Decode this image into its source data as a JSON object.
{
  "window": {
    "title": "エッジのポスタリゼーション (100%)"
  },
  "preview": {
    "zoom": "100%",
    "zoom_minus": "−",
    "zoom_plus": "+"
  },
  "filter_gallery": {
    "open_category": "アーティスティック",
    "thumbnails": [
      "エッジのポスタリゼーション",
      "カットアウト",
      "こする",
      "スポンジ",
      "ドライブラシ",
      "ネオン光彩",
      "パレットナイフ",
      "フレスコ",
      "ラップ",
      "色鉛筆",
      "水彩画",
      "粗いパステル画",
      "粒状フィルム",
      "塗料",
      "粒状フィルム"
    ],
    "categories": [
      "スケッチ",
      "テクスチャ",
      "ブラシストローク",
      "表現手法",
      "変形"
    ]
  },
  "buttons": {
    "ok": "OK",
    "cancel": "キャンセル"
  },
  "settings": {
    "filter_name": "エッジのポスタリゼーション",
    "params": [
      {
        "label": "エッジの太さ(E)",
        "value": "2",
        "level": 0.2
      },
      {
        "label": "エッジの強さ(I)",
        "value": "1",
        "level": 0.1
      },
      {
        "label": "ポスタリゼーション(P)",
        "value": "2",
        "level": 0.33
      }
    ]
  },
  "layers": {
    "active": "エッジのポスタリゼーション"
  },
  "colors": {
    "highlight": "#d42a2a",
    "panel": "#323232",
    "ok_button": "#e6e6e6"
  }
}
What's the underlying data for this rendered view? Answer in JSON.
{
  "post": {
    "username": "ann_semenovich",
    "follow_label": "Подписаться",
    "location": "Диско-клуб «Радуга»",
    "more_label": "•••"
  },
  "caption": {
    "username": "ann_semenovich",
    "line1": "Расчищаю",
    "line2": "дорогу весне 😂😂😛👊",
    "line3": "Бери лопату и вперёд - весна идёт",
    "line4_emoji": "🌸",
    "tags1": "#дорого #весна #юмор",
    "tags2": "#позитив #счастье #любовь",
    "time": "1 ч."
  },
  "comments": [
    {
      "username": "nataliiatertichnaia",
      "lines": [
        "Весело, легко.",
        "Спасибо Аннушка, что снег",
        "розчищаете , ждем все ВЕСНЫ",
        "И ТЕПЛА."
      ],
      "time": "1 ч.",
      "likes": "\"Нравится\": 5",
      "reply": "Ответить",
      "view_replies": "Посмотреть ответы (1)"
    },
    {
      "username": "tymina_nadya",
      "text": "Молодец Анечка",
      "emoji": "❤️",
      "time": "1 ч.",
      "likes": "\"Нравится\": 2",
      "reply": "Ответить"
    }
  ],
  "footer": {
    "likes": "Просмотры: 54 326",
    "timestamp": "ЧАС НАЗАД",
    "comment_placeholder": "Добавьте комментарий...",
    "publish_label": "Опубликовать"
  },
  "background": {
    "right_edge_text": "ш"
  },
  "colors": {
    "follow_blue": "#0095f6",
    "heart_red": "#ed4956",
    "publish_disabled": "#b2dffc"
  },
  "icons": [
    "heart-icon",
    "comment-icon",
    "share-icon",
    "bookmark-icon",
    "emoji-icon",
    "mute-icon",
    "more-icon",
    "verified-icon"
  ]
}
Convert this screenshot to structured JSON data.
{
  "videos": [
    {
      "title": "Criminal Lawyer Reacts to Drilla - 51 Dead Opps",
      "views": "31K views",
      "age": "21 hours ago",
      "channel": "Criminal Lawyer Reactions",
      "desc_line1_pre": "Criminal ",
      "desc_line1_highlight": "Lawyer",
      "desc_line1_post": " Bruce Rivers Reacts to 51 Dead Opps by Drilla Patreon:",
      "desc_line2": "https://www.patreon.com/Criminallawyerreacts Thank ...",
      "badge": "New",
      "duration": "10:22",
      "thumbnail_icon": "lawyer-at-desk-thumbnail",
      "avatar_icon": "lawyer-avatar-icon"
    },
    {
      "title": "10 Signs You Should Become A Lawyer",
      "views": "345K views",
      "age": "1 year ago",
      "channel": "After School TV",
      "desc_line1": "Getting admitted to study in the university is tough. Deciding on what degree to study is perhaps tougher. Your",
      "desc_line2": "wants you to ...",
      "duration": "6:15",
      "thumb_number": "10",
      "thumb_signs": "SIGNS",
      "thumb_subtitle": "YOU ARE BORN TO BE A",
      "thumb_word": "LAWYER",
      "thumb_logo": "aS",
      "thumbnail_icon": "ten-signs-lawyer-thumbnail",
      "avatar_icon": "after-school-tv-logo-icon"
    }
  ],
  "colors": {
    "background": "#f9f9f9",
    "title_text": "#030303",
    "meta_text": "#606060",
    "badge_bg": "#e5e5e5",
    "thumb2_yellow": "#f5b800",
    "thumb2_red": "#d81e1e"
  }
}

◆ ◆ ◆ ◆

> Work to be completed
Quote every line of the data, word for word.

> Response to the task
Decode this image into its source data as a JSON object.
{
  "window": {
    "title": "エッジのポスタリゼーション (100%)"
  },
  "preview": {
    "zoom": "100%",
    "zoom_minus": "−",
    "zoom_plus": "+"
  },
  "filter_gallery": {
    "open_category": "アーティスティック",
    "thumbnails": [
      "エッジのポスタリゼーション",
      "カットアウト",
      "こする",
      "スポンジ",
      "ドライブラシ",
      "ネオン光彩",
      "パレットナイフ",
      "フレスコ",
      "ラップ",
      "色鉛筆",
      "水彩画",
      "粗いパステル画",
      "粒状フィルム",
      "塗料",
      "粒状フィルム"
    ],
    "categories": [
      "スケッチ",
      "テクスチャ",
      "ブラシストローク",
      "表現手法",
      "変形"
    ]
  },
  "buttons": {
    "ok": "OK",
    "cancel": "キャンセル"
  },
  "settings": {
    "filter_name": "エッジのポスタリゼーション",
    "params": [
      {
        "label": "エッジの太さ(E)",
        "value": "2",
        "level": 0.2
      },
      {
        "label": "エッジの強さ(I)",
        "value": "1",
        "level": 0.1
      },
      {
        "label": "ポスタリゼーション(P)",
        "value": "2",
        "level": 0.33
      }
    ]
  },
  "layers": {
    "active": "エッジのポスタリゼーション"
  },
  "colors": {
    "highlight": "#d42a2a",
    "panel": "#323232",
    "ok_button": "#e6e6e6"
  }
}
What's the underlying data for this rendered view? Answer in JSON.
{
  "post": {
    "username": "ann_semenovich",
    "follow_label": "Подписаться",
    "location": "Диско-клуб «Радуга»",
    "more_label": "•••"
  },
  "caption": {
    "username": "ann_semenovich",
    "line1": "Расчищаю",
    "line2": "дорогу весне 😂😂😛👊",
    "line3": "Бери лопату и вперёд - весна идёт",
    "line4_emoji": "🌸",
    "tags1": "#дорого #весна #юмор",
    "tags2": "#позитив #счастье #любовь",
    "time": "1 ч."
  },
  "comments": [
    {
      "username": "nataliiatertichnaia",
      "lines": [
        "Весело, легко.",
        "Спасибо Аннушка, что снег",
        "розчищаете , ждем все ВЕСНЫ",
        "И ТЕПЛА."
      ],
      "time": "1 ч.",
      "likes": "\"Нравится\": 5",
      "reply": "Ответить",
      "view_replies": "Посмотреть ответы (1)"
    },
    {
      "username": "tymina_nadya",
      "text": "Молодец Анечка",
      "emoji": "❤️",
      "time": "1 ч.",
      "likes": "\"Нравится\": 2",
      "reply": "Ответить"
    }
  ],
  "footer": {
    "likes": "Просмотры: 54 326",
    "timestamp": "ЧАС НАЗАД",
    "comment_placeholder": "Добавьте комментарий...",
    "publish_label": "Опубликовать"
  },
  "background": {
    "right_edge_text": "ш"
  },
  "colors": {
    "follow_blue": "#0095f6",
    "heart_red": "#ed4956",
    "publish_disabled": "#b2dffc"
  },
  "icons": [
    "heart-icon",
    "comment-icon",
    "share-icon",
    "bookmark-icon",
    "emoji-icon",
    "mute-icon",
    "more-icon",
    "verified-icon"
  ]
}
Convert this screenshot to structured JSON data.
{
  "videos": [
    {
      "title": "Criminal Lawyer Reacts to Drilla - 51 Dead Opps",
      "views": "31K views",
      "age": "21 hours ago",
      "channel": "Criminal Lawyer Reactions",
      "desc_line1_pre": "Criminal ",
      "desc_line1_highlight": "Lawyer",
      "desc_line1_post": " Bruce Rivers Reacts to 51 Dead Opps by Drilla Patreon:",
      "desc_line2": "https://www.patreon.com/Criminallawyerreacts Thank ...",
      "badge": "New",
      "duration": "10:22",
      "thumbnail_icon": "lawyer-at-desk-thumbnail",
      "avatar_icon": "lawyer-avatar-icon"
    },
    {
      "title": "10 Signs You Should Become A Lawyer",
      "views": "345K views",
      "age": "1 year ago",
      "channel": "After School TV",
      "desc_line1": "Getting admitted to study in the university is tough. Deciding on what degree to study is perhaps tougher. Your",
      "desc_line2": "wants you to ...",
      "duration": "6:15",
      "thumb_number": "10",
      "thumb_signs": "SIGNS",
      "thumb_subtitle": "YOU ARE BORN TO BE A",
      "thumb_word": "LAWYER",
      "thumb_logo": "aS",
      "thumbnail_icon": "ten-signs-lawyer-thumbnail",
      "avatar_icon": "after-school-tv-logo-icon"
    }
  ],
  "colors": {
    "background": "#f9f9f9",
    "title_text": "#030303",
    "meta_text": "#606060",
    "badge_bg": "#e5e5e5",
    "thumb2_yellow": "#f5b800",
    "thumb2_red": "#d81e1e"
  }
}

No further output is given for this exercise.